PROBLEM STATEMENT ▸
In the entries below, count each line holding the word "Network". Answer with the total alone.

===

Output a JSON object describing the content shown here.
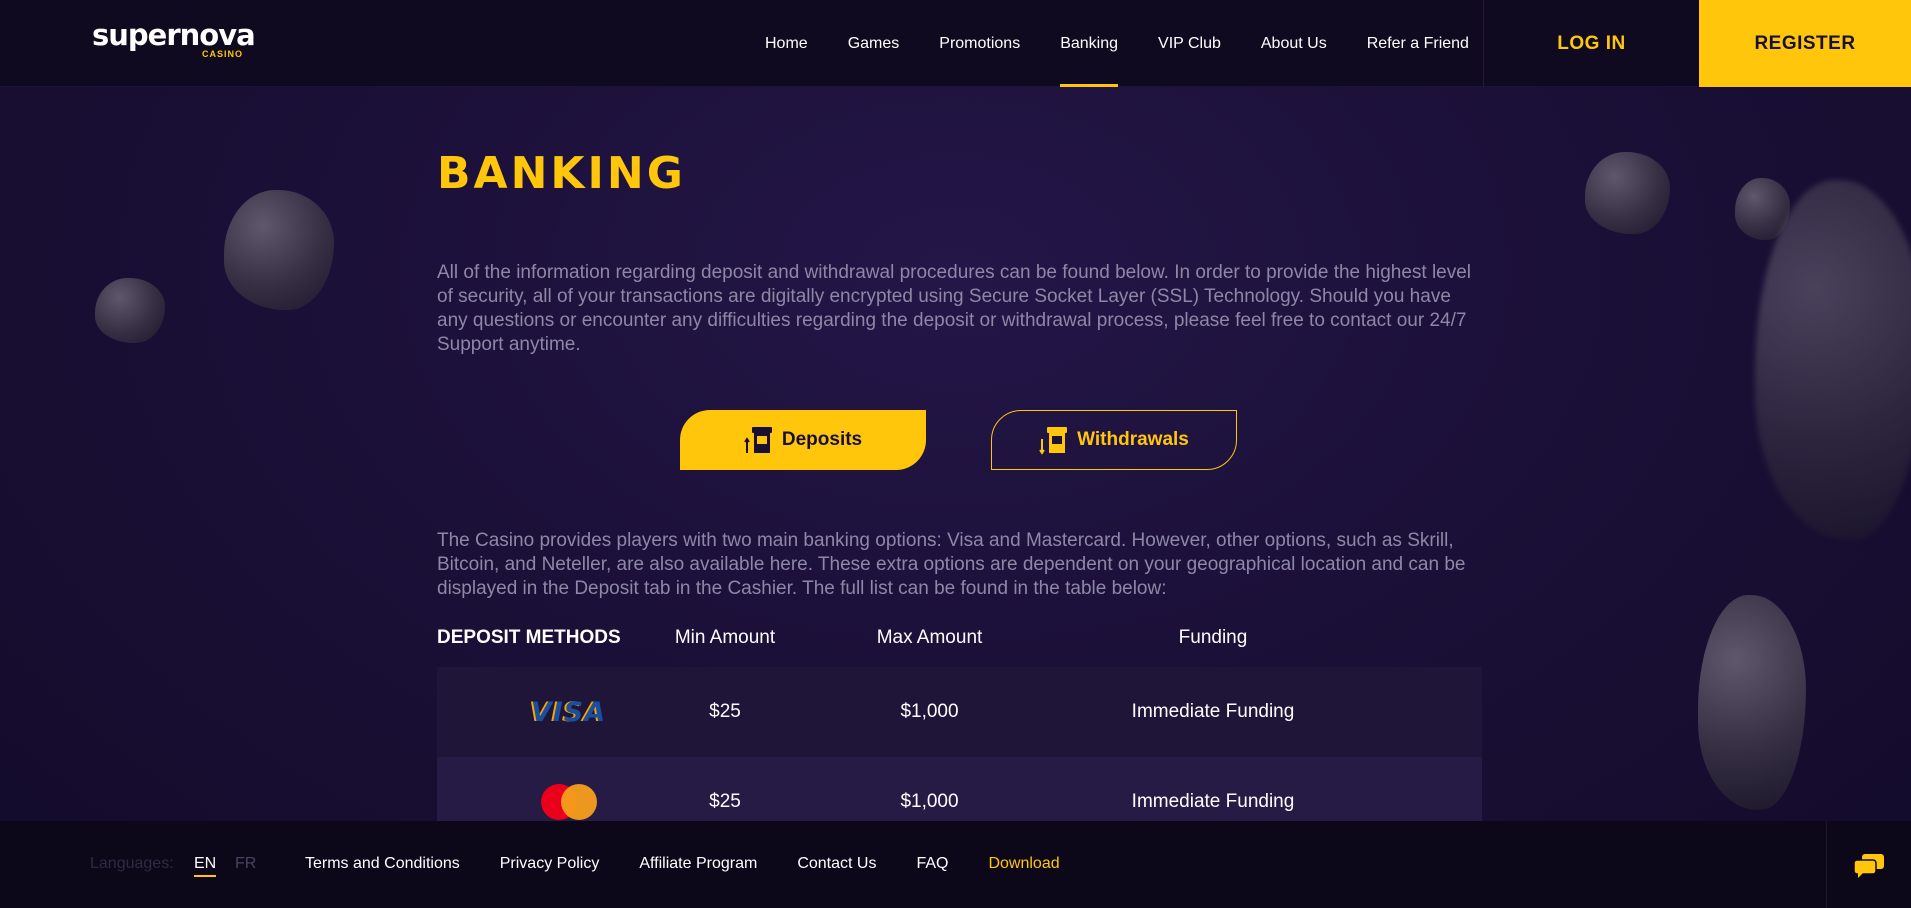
{
  "brand": {
    "logo_main": "supernova",
    "logo_sub": "CASINO",
    "accent_color": "#ffc60b",
    "background_color": "#1b1038"
  },
  "nav": {
    "items": [
      {
        "label": "Home"
      },
      {
        "label": "Games"
      },
      {
        "label": "Promotions"
      },
      {
        "label": "Banking",
        "active": true
      },
      {
        "label": "VIP Club"
      },
      {
        "label": "About Us"
      },
      {
        "label": "Refer a Friend"
      }
    ],
    "login_label": "LOG IN",
    "register_label": "REGISTER"
  },
  "page": {
    "title": "BANKING",
    "intro": "All of the information regarding deposit and withdrawal procedures can be found below. In order to provide the highest level of security, all of your transactions are digitally encrypted using Secure Socket Layer (SSL) Technology. Should you have any questions or encounter any difficulties regarding the deposit or withdrawal process, please feel free to contact our 24/7 Support anytime.",
    "tabs": [
      {
        "label": "Deposits",
        "icon": "atm-deposit-icon",
        "active": true
      },
      {
        "label": "Withdrawals",
        "icon": "atm-withdrawal-icon",
        "active": false
      }
    ],
    "deposit_text": "The Casino provides players with two main banking options: Visa and Mastercard. However, other options, such as Skrill, Bitcoin, and Neteller, are also available here. These extra options are dependent on your geographical location and can be displayed in the Deposit tab in the Cashier. The full list can be found in the table below:"
  },
  "table": {
    "headers": [
      "DEPOSIT METHODS",
      "Min Amount",
      "Max Amount",
      "Funding"
    ],
    "rows": [
      {
        "method": "VISA",
        "logo": "visa-logo",
        "min": "$25",
        "max": "$1,000",
        "funding": "Immediate Funding"
      },
      {
        "method": "mastercard",
        "logo": "mastercard-logo",
        "min": "$25",
        "max": "$1,000",
        "funding": "Immediate Funding"
      }
    ]
  },
  "footer": {
    "languages_label": "Languages:",
    "languages": [
      "EN",
      "FR"
    ],
    "active_language": "EN",
    "links": [
      "Terms and Conditions",
      "Privacy Policy",
      "Affiliate Program",
      "Contact Us",
      "FAQ",
      "Download"
    ],
    "chat_icon": "chat-bubbles-icon"
  }
}
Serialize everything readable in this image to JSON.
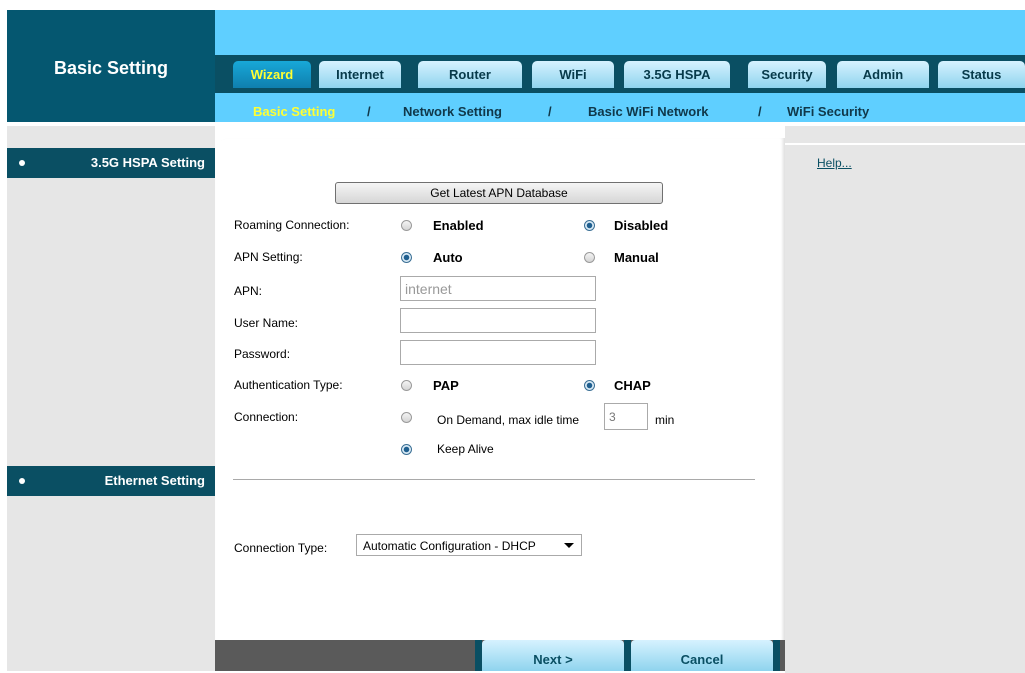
{
  "page_title": "Basic Setting",
  "tabs": [
    "Wizard",
    "Internet",
    "Router",
    "WiFi",
    "3.5G HSPA",
    "Security",
    "Admin",
    "Status"
  ],
  "active_tab": "Wizard",
  "subnav": [
    "Basic Setting",
    "Network Setting",
    "Basic WiFi Network",
    "WiFi Security"
  ],
  "subnav_separator": "/",
  "active_subnav": "Basic Setting",
  "sidebar": {
    "section1": "3.5G HSPA Setting",
    "section2": "Ethernet Setting"
  },
  "help_link": "Help...",
  "form": {
    "apn_db_button": "Get Latest APN Database",
    "roaming": {
      "label": "Roaming Connection:",
      "opt1": "Enabled",
      "opt2": "Disabled",
      "selected": "Disabled"
    },
    "apn_setting": {
      "label": "APN Setting:",
      "opt1": "Auto",
      "opt2": "Manual",
      "selected": "Auto"
    },
    "apn": {
      "label": "APN:",
      "value": "internet"
    },
    "username": {
      "label": "User Name:",
      "value": ""
    },
    "password": {
      "label": "Password:",
      "value": ""
    },
    "auth_type": {
      "label": "Authentication Type:",
      "opt1": "PAP",
      "opt2": "CHAP",
      "selected": "CHAP"
    },
    "connection": {
      "label": "Connection:",
      "opt1": "On Demand, max idle time",
      "idle_value": "3",
      "idle_unit": "min",
      "opt2": "Keep Alive",
      "selected": "Keep Alive"
    },
    "connection_type": {
      "label": "Connection Type:",
      "value": "Automatic Configuration - DHCP"
    }
  },
  "footer": {
    "next": "Next >",
    "cancel": "Cancel"
  },
  "colors": {
    "dark_teal": "#0a4f63",
    "header_blue": "#5fcfff",
    "active_yellow": "#ffff33",
    "panel_grey": "#e6e6e6"
  }
}
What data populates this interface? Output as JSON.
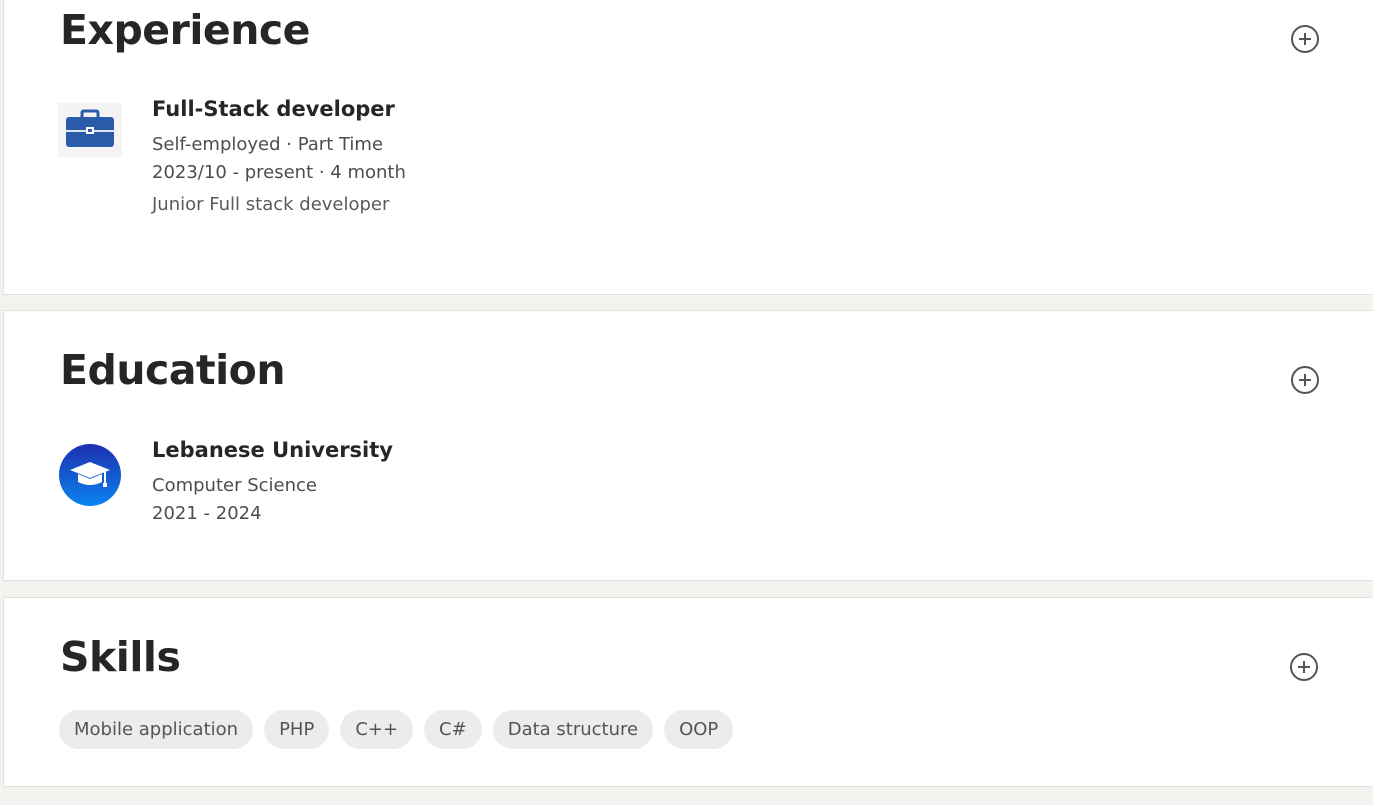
{
  "experience": {
    "title": "Experience",
    "icon": "briefcase-icon",
    "entries": [
      {
        "title": "Full-Stack developer",
        "meta": "Self-employed · Part Time",
        "dates": "2023/10 - present · 4 month",
        "description": "Junior Full stack developer"
      }
    ]
  },
  "education": {
    "title": "Education",
    "icon": "graduation-cap-icon",
    "entries": [
      {
        "title": "Lebanese University",
        "field": "Computer Science",
        "dates": "2021 - 2024"
      }
    ]
  },
  "skills": {
    "title": "Skills",
    "items": [
      "Mobile application",
      "PHP",
      "C++",
      "C#",
      "Data structure",
      "OOP"
    ]
  },
  "colors": {
    "page_background": "#f3f2ef",
    "card_background": "#ffffff",
    "briefcase_blue": "#2a5ba8",
    "education_blue": "#0a58e0",
    "chip_background": "#ececec"
  }
}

===

SOLUTION TO THIS EXERCISE ▸
2